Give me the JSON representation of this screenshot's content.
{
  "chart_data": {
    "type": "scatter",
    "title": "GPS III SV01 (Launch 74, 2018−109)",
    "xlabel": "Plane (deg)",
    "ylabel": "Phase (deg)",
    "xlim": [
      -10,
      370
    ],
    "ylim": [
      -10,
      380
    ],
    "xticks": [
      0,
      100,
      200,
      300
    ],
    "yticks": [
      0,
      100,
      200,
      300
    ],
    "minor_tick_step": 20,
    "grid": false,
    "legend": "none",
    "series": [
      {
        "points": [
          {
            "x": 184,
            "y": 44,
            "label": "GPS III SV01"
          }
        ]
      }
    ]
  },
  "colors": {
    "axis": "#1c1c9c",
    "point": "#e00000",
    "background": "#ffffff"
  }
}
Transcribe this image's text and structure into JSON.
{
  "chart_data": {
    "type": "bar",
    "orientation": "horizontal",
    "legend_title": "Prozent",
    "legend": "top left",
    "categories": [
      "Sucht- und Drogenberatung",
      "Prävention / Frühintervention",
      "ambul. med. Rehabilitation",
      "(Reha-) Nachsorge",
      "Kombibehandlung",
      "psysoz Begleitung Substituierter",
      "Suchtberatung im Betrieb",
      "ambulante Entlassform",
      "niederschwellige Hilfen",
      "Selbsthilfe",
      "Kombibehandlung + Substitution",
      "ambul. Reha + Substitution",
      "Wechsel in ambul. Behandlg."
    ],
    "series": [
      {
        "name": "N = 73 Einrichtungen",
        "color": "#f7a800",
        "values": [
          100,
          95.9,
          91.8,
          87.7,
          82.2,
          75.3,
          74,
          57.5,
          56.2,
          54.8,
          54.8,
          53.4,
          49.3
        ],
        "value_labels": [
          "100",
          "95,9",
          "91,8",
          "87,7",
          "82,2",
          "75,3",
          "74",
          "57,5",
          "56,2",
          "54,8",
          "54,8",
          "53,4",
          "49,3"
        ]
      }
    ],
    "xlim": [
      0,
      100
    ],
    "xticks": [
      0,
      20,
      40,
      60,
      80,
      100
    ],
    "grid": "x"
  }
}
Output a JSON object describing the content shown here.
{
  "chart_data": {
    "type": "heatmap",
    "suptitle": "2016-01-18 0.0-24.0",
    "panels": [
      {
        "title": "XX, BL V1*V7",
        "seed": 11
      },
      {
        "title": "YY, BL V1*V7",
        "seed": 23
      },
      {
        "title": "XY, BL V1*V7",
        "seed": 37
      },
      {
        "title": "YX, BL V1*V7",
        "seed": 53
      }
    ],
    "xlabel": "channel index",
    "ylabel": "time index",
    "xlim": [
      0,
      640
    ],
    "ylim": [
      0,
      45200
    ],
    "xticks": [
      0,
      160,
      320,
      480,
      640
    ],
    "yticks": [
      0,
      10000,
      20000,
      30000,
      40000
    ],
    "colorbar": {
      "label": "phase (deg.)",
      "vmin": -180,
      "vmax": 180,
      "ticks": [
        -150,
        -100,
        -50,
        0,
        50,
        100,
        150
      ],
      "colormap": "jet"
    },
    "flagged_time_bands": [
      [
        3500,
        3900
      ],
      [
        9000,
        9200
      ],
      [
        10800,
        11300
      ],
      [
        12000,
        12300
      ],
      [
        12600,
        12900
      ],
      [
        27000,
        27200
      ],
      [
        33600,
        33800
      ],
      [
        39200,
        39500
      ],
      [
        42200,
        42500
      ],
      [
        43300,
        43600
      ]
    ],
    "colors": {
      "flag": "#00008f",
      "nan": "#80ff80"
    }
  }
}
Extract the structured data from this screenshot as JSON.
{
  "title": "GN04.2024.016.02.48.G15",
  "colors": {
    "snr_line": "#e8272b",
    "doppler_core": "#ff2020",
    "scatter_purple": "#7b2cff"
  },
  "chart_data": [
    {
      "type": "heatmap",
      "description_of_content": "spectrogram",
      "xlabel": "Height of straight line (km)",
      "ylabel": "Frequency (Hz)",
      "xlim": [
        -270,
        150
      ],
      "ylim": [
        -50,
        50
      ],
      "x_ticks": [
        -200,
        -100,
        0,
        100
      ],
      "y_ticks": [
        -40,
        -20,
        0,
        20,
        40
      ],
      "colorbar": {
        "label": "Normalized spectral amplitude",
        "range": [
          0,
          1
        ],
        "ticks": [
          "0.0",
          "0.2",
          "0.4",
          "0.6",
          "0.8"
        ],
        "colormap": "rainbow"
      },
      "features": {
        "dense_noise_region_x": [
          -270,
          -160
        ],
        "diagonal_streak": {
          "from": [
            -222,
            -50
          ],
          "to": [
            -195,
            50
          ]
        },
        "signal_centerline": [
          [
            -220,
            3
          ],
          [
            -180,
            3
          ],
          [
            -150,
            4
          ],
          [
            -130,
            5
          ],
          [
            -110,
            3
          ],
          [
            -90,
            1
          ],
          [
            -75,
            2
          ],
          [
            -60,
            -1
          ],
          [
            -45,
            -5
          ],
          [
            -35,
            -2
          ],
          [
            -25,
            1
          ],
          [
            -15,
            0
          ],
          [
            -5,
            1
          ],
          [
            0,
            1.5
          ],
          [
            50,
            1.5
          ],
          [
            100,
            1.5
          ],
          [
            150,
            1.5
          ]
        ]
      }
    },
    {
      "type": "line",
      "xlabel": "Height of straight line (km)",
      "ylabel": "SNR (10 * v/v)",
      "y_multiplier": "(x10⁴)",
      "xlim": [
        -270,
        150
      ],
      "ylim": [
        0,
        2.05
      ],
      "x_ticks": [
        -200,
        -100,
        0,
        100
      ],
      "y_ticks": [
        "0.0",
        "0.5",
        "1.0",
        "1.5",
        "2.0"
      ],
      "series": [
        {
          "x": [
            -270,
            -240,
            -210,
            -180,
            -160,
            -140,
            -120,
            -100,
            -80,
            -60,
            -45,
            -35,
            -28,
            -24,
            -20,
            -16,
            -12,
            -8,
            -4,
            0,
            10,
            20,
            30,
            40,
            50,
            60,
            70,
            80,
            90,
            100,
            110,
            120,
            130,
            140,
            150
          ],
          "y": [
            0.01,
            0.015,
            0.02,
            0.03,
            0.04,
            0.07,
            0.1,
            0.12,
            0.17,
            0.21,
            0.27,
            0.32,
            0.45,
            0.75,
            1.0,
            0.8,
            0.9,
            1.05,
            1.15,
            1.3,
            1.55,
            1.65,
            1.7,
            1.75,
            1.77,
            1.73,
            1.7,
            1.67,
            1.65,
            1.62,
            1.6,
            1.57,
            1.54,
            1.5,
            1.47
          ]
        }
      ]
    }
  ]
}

* * * * * * * * *

Go through the records and show every line with the string "xlabel" in it.

    "xlabel": "Plane (deg)",
    "xlabel": "channel index",
      "xlabel": "Height of straight line (km)",
      "xlabel": "Height of straight line (km)",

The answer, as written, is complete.